### REQUEST
Pick out each line with the word "Ruins" from the material that follows.

(Data entries)
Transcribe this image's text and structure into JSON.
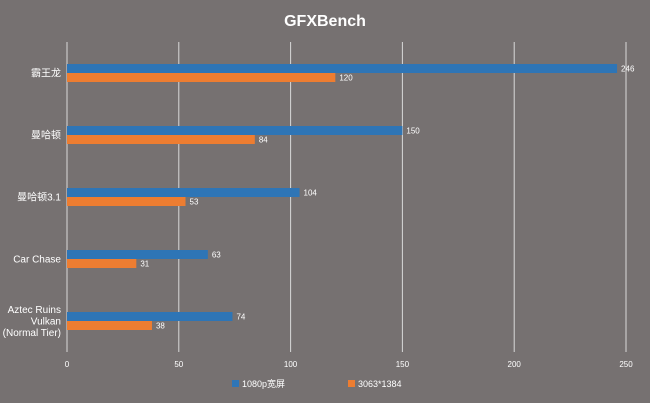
{
  "chart_data": {
    "type": "bar",
    "orientation": "horizontal",
    "title": "GFXBench",
    "categories": [
      "霸王龙",
      "曼哈顿",
      "曼哈顿3.1",
      "Car Chase",
      "Aztec Ruins Vulkan (Normal Tier)"
    ],
    "category_lines": [
      [
        "霸王龙"
      ],
      [
        "曼哈顿"
      ],
      [
        "曼哈顿3.1"
      ],
      [
        "Car Chase"
      ],
      [
        "Aztec Ruins",
        "Vulkan",
        "(Normal Tier)"
      ]
    ],
    "series": [
      {
        "name": "1080p宽屏",
        "values": [
          246,
          150,
          104,
          63,
          74
        ],
        "color": "#2e75b6"
      },
      {
        "name": "3063*1384",
        "values": [
          120,
          84,
          53,
          31,
          38
        ],
        "color": "#ed7d31"
      }
    ],
    "xlim": [
      0,
      250
    ],
    "xticks": [
      0,
      50,
      100,
      150,
      200,
      250
    ],
    "grid": true,
    "legend_position": "bottom"
  }
}
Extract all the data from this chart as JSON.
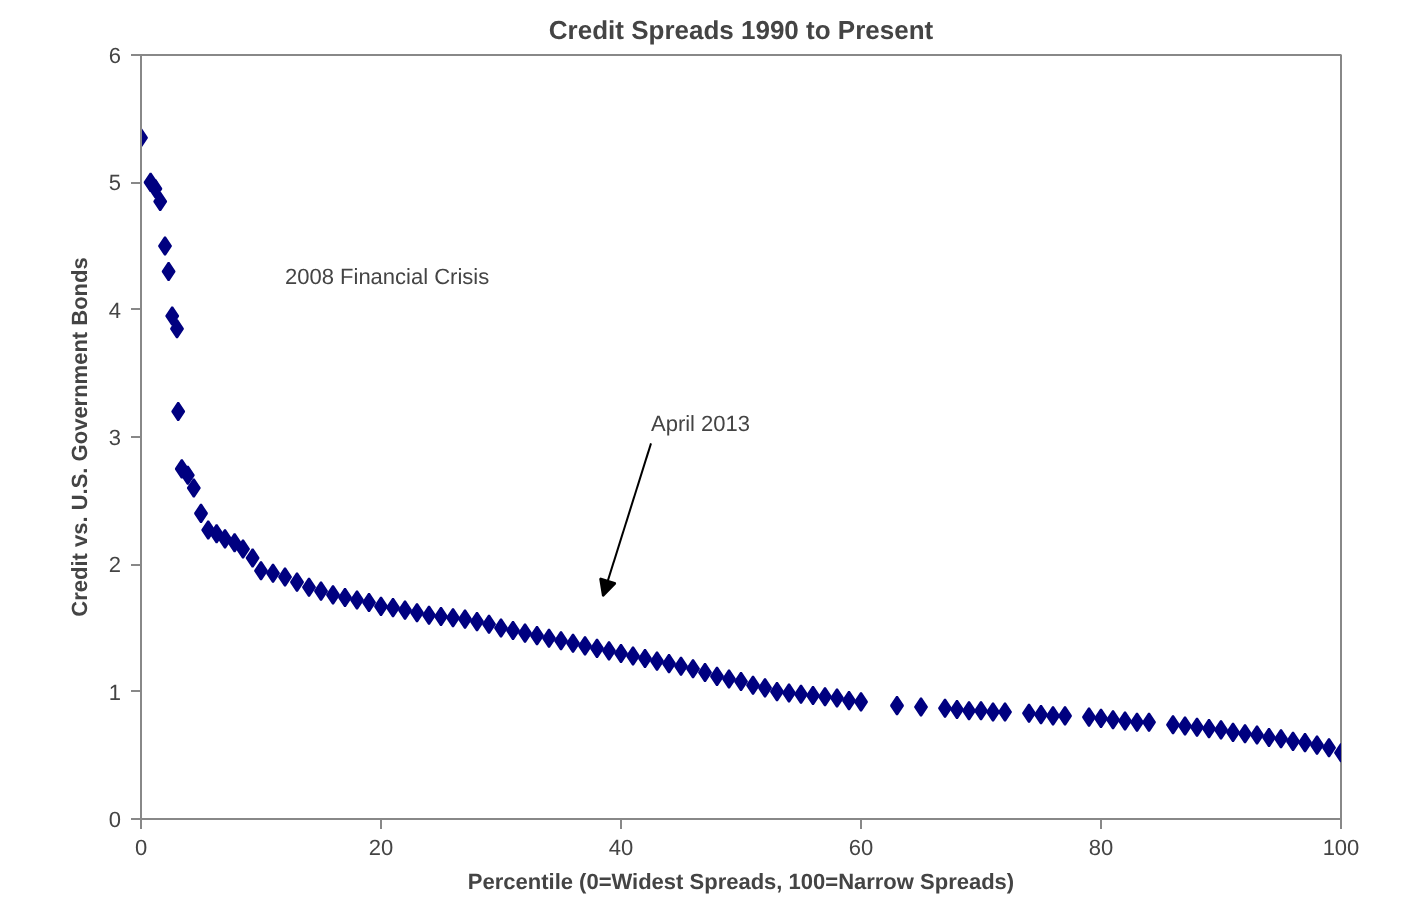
{
  "chart_data": {
    "type": "scatter",
    "title": "Credit Spreads 1990 to Present",
    "xlabel": "Percentile (0=Widest Spreads, 100=Narrow Spreads)",
    "ylabel": "Credit vs. U.S. Government Bonds",
    "x": [
      0,
      0.8,
      1.2,
      1.6,
      2.0,
      2.3,
      2.6,
      3.0,
      3.1,
      3.4,
      3.9,
      4.4,
      5.0,
      5.6,
      6.3,
      7.0,
      7.8,
      8.5,
      9.3,
      10,
      11,
      12,
      13,
      14,
      15,
      16,
      17,
      18,
      19,
      20,
      21,
      22,
      23,
      24,
      25,
      26,
      27,
      28,
      29,
      30,
      31,
      32,
      33,
      34,
      35,
      36,
      37,
      38,
      39,
      40,
      41,
      42,
      43,
      44,
      45,
      46,
      47,
      48,
      49,
      50,
      51,
      52,
      53,
      54,
      55,
      56,
      57,
      58,
      59,
      60,
      63,
      65,
      67,
      68,
      69,
      70,
      71,
      72,
      74,
      75,
      76,
      77,
      79,
      80,
      81,
      82,
      83,
      84,
      86,
      87,
      88,
      89,
      90,
      91,
      92,
      93,
      94,
      95,
      96,
      97,
      98,
      99,
      100
    ],
    "series": [
      {
        "color": "#000080",
        "values": [
          5.35,
          5.0,
          4.95,
          4.85,
          4.5,
          4.3,
          3.95,
          3.85,
          3.2,
          2.75,
          2.7,
          2.6,
          2.4,
          2.27,
          2.24,
          2.2,
          2.17,
          2.12,
          2.05,
          1.95,
          1.93,
          1.9,
          1.86,
          1.82,
          1.79,
          1.76,
          1.74,
          1.72,
          1.7,
          1.67,
          1.66,
          1.64,
          1.62,
          1.6,
          1.59,
          1.58,
          1.57,
          1.55,
          1.53,
          1.5,
          1.48,
          1.46,
          1.44,
          1.42,
          1.4,
          1.38,
          1.36,
          1.34,
          1.32,
          1.3,
          1.28,
          1.26,
          1.24,
          1.22,
          1.2,
          1.18,
          1.15,
          1.12,
          1.1,
          1.08,
          1.05,
          1.03,
          1.0,
          0.99,
          0.98,
          0.97,
          0.96,
          0.95,
          0.93,
          0.92,
          0.89,
          0.88,
          0.87,
          0.86,
          0.85,
          0.85,
          0.84,
          0.84,
          0.83,
          0.82,
          0.81,
          0.81,
          0.8,
          0.79,
          0.78,
          0.77,
          0.76,
          0.76,
          0.74,
          0.73,
          0.72,
          0.71,
          0.7,
          0.68,
          0.67,
          0.66,
          0.64,
          0.63,
          0.61,
          0.6,
          0.58,
          0.56,
          0.52
        ]
      }
    ],
    "xlim": [
      0,
      100
    ],
    "ylim": [
      0,
      6
    ],
    "xticks": [
      0,
      20,
      40,
      60,
      80,
      100
    ],
    "yticks": [
      0,
      1,
      2,
      3,
      4,
      5,
      6
    ],
    "grid": false,
    "marker": "diamond",
    "annotations": [
      "2008 Financial Crisis",
      "April 2013"
    ]
  }
}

### EXERCISE OUTPUT
      "Aztec Ruins Vulkan (Normal Tier)"
        "Aztec Ruins",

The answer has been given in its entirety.